+++ DATASET EXTRACT +++

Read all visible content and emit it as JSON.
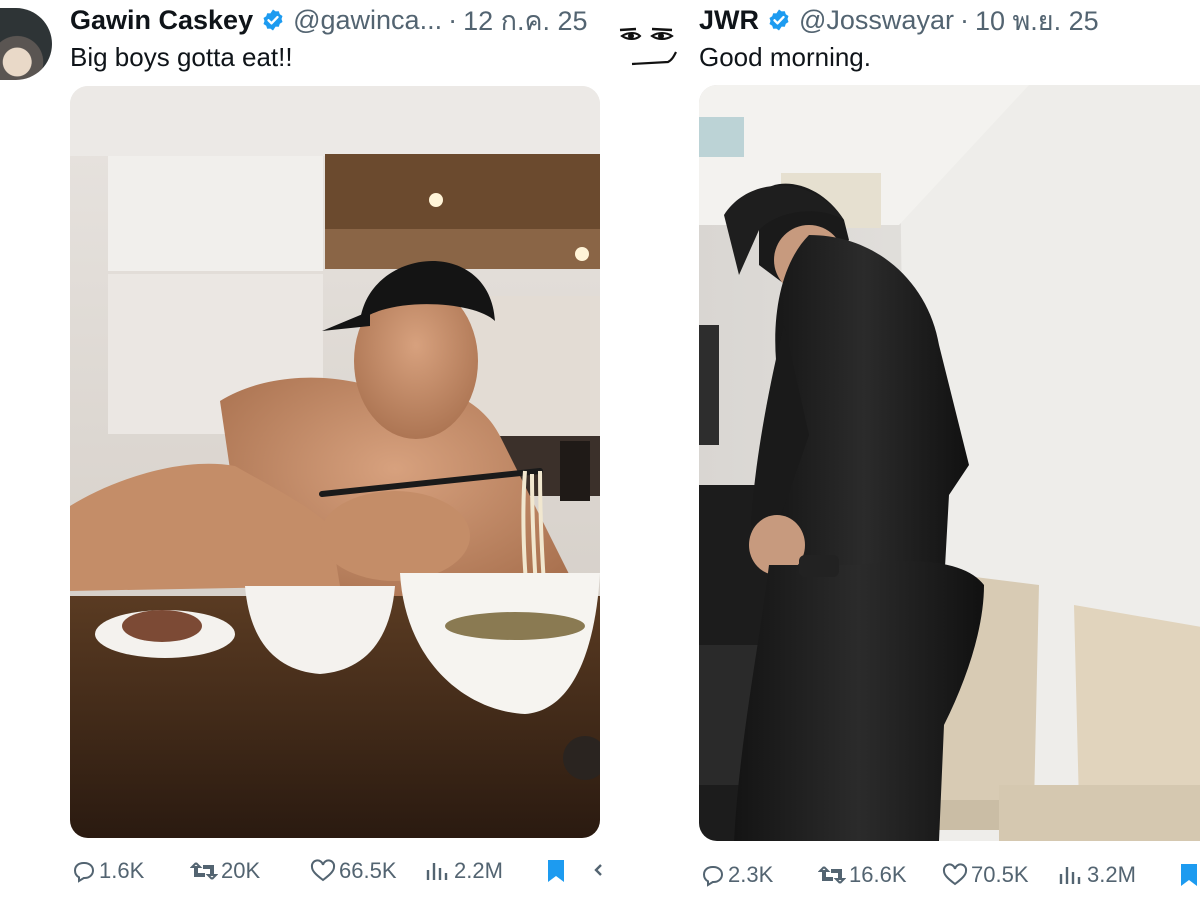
{
  "tweets": [
    {
      "name": "Gawin Caskey",
      "handle": "@gawinca...",
      "separator": "·",
      "date": "12 ก.ค. 25",
      "text": "Big boys gotta eat!!",
      "verified": true,
      "avatar_icon": "profile-photo",
      "media_description_icon": "photo-shirtless-man-eating-noodles",
      "stats": {
        "replies": "1.6K",
        "reposts": "20K",
        "likes": "66.5K",
        "views": "2.2M"
      }
    },
    {
      "name": "JWR",
      "handle": "@Josswayar",
      "separator": "·",
      "date": "10 พ.ย. 25",
      "text": "Good morning.",
      "verified": true,
      "avatar_icon": "meme-face-avatar",
      "media_description_icon": "photo-man-in-black-compression-wear",
      "stats": {
        "replies": "2.3K",
        "reposts": "16.6K",
        "likes": "70.5K",
        "views": "3.2M"
      }
    }
  ],
  "colors": {
    "verified": "#1d9bf0",
    "bookmark": "#1d9bf0",
    "secondary_text": "#536471",
    "primary_text": "#0f1419"
  }
}
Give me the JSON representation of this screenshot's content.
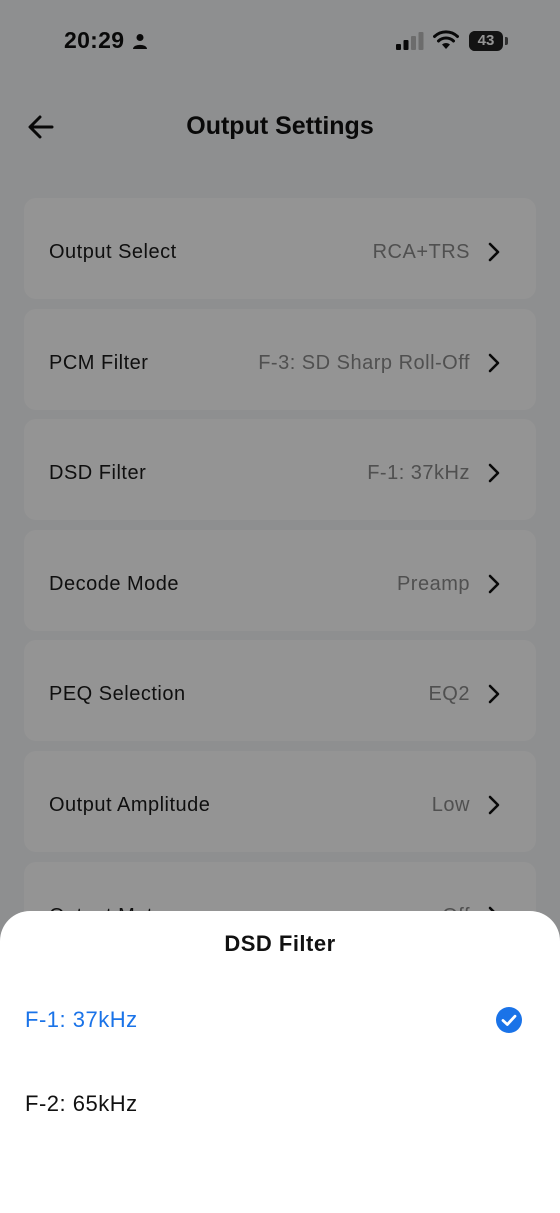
{
  "status_bar": {
    "time": "20:29",
    "battery_level": "43",
    "battery_fraction": 0.43
  },
  "header": {
    "title": "Output Settings"
  },
  "settings": [
    {
      "label": "Output Select",
      "value": "RCA+TRS"
    },
    {
      "label": "PCM Filter",
      "value": "F-3: SD Sharp Roll-Off"
    },
    {
      "label": "DSD Filter",
      "value": "F-1: 37kHz"
    },
    {
      "label": "Decode Mode",
      "value": "Preamp"
    },
    {
      "label": "PEQ Selection",
      "value": "EQ2"
    },
    {
      "label": "Output Amplitude",
      "value": "Low"
    },
    {
      "label": "Output Mute",
      "value": "Off"
    }
  ],
  "sheet": {
    "title": "DSD Filter",
    "options": [
      {
        "label": "F-1: 37kHz",
        "selected": true
      },
      {
        "label": "F-2: 65kHz",
        "selected": false
      }
    ]
  },
  "colors": {
    "accent": "#1a73e8",
    "text": "#1a1a1a",
    "secondary_text": "#8a8a8a"
  }
}
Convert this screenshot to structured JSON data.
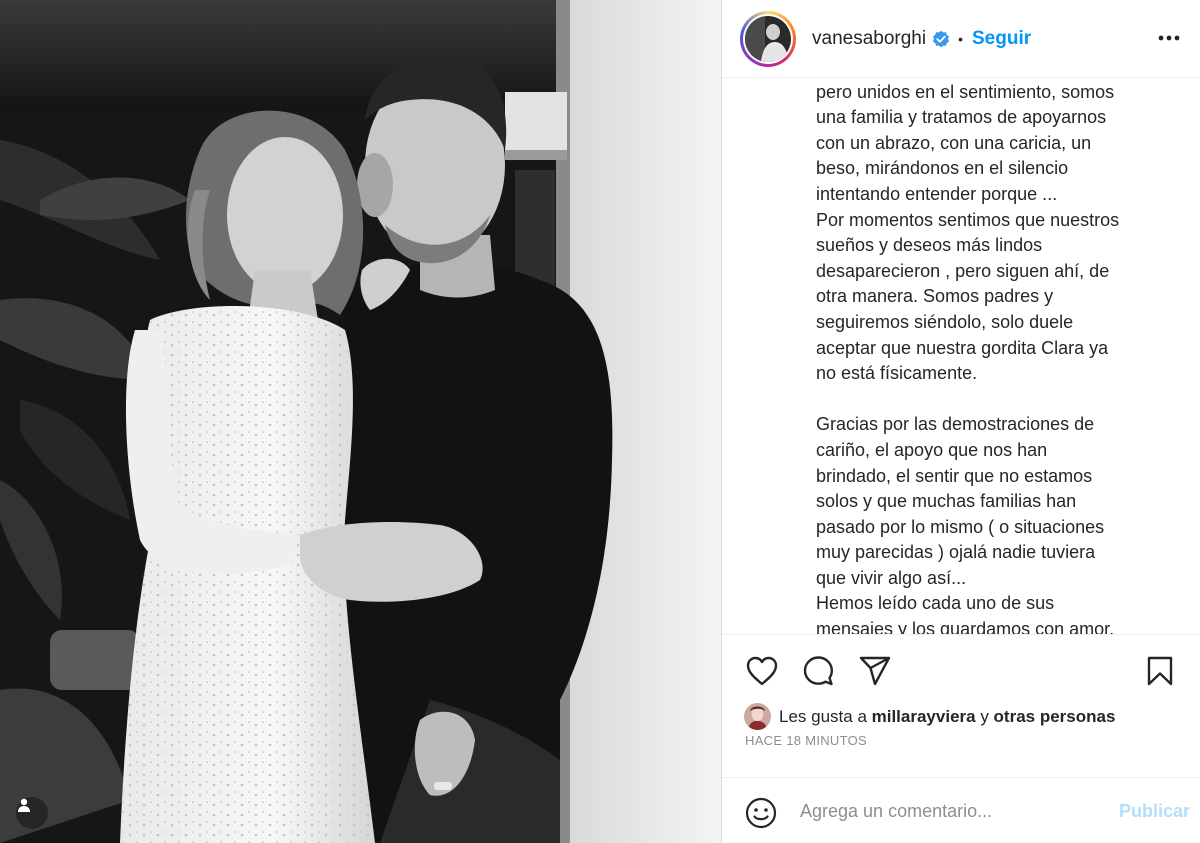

+++

Extract every line containing the string "Output" from the data above.

    "title": "Output Settings"
      "label": "Output Select",
      "label": "Output Amplitude",
      "label": "Output Mute",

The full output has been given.